[Records from a data collection]
-----

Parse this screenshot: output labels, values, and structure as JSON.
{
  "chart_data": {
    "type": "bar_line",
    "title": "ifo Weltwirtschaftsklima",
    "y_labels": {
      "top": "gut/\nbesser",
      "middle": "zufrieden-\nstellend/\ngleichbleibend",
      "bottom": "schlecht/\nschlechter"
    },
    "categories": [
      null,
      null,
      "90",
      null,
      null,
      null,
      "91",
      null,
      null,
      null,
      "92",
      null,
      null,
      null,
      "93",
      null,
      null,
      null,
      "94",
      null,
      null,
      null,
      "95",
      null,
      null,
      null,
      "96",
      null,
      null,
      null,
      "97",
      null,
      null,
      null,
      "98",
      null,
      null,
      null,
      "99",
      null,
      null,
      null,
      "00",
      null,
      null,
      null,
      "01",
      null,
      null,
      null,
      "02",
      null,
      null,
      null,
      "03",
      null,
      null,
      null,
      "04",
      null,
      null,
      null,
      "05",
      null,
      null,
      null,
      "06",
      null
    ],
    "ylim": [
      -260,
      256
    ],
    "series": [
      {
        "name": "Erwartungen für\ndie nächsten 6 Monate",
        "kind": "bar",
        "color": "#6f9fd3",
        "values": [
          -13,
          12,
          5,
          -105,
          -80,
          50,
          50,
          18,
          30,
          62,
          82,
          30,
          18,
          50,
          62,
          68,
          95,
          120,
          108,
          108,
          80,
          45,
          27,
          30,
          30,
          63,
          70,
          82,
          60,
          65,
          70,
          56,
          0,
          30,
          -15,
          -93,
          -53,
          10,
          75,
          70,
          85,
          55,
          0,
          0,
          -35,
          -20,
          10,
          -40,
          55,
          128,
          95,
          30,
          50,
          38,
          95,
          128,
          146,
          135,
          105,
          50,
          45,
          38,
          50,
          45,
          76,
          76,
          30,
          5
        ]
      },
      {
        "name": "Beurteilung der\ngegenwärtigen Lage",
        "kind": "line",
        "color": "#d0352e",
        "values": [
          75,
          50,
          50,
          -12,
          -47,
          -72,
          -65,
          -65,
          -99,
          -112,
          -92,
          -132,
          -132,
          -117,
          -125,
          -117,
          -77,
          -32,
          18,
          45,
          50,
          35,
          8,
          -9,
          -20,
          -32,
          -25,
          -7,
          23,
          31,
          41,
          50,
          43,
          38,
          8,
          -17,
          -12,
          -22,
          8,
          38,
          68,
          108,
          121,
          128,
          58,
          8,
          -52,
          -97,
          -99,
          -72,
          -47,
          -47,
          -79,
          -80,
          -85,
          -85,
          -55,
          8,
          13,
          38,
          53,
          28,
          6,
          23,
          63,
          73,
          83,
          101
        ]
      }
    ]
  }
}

-----

## TASK INSTRUCTIONS:
Output all preceding records character for character.

## CORRECT ANSWER:
Parse this screenshot: output labels, values, and structure as JSON.
{
  "chart_data": {
    "type": "bar_line",
    "title": "ifo Weltwirtschaftsklima",
    "y_labels": {
      "top": "gut/\nbesser",
      "middle": "zufrieden-\nstellend/\ngleichbleibend",
      "bottom": "schlecht/\nschlechter"
    },
    "categories": [
      null,
      null,
      "90",
      null,
      null,
      null,
      "91",
      null,
      null,
      null,
      "92",
      null,
      null,
      null,
      "93",
      null,
      null,
      null,
      "94",
      null,
      null,
      null,
      "95",
      null,
      null,
      null,
      "96",
      null,
      null,
      null,
      "97",
      null,
      null,
      null,
      "98",
      null,
      null,
      null,
      "99",
      null,
      null,
      null,
      "00",
      null,
      null,
      null,
      "01",
      null,
      null,
      null,
      "02",
      null,
      null,
      null,
      "03",
      null,
      null,
      null,
      "04",
      null,
      null,
      null,
      "05",
      null,
      null,
      null,
      "06",
      null
    ],
    "ylim": [
      -260,
      256
    ],
    "series": [
      {
        "name": "Erwartungen für\ndie nächsten 6 Monate",
        "kind": "bar",
        "color": "#6f9fd3",
        "values": [
          -13,
          12,
          5,
          -105,
          -80,
          50,
          50,
          18,
          30,
          62,
          82,
          30,
          18,
          50,
          62,
          68,
          95,
          120,
          108,
          108,
          80,
          45,
          27,
          30,
          30,
          63,
          70,
          82,
          60,
          65,
          70,
          56,
          0,
          30,
          -15,
          -93,
          -53,
          10,
          75,
          70,
          85,
          55,
          0,
          0,
          -35,
          -20,
          10,
          -40,
          55,
          128,
          95,
          30,
          50,
          38,
          95,
          128,
          146,
          135,
          105,
          50,
          45,
          38,
          50,
          45,
          76,
          76,
          30,
          5
        ]
      },
      {
        "name": "Beurteilung der\ngegenwärtigen Lage",
        "kind": "line",
        "color": "#d0352e",
        "values": [
          75,
          50,
          50,
          -12,
          -47,
          -72,
          -65,
          -65,
          -99,
          -112,
          -92,
          -132,
          -132,
          -117,
          -125,
          -117,
          -77,
          -32,
          18,
          45,
          50,
          35,
          8,
          -9,
          -20,
          -32,
          -25,
          -7,
          23,
          31,
          41,
          50,
          43,
          38,
          8,
          -17,
          -12,
          -22,
          8,
          38,
          68,
          108,
          121,
          128,
          58,
          8,
          -52,
          -97,
          -99,
          -72,
          -47,
          -47,
          -79,
          -80,
          -85,
          -85,
          -55,
          8,
          13,
          38,
          53,
          28,
          6,
          23,
          63,
          73,
          83,
          101
        ]
      }
    ]
  }
}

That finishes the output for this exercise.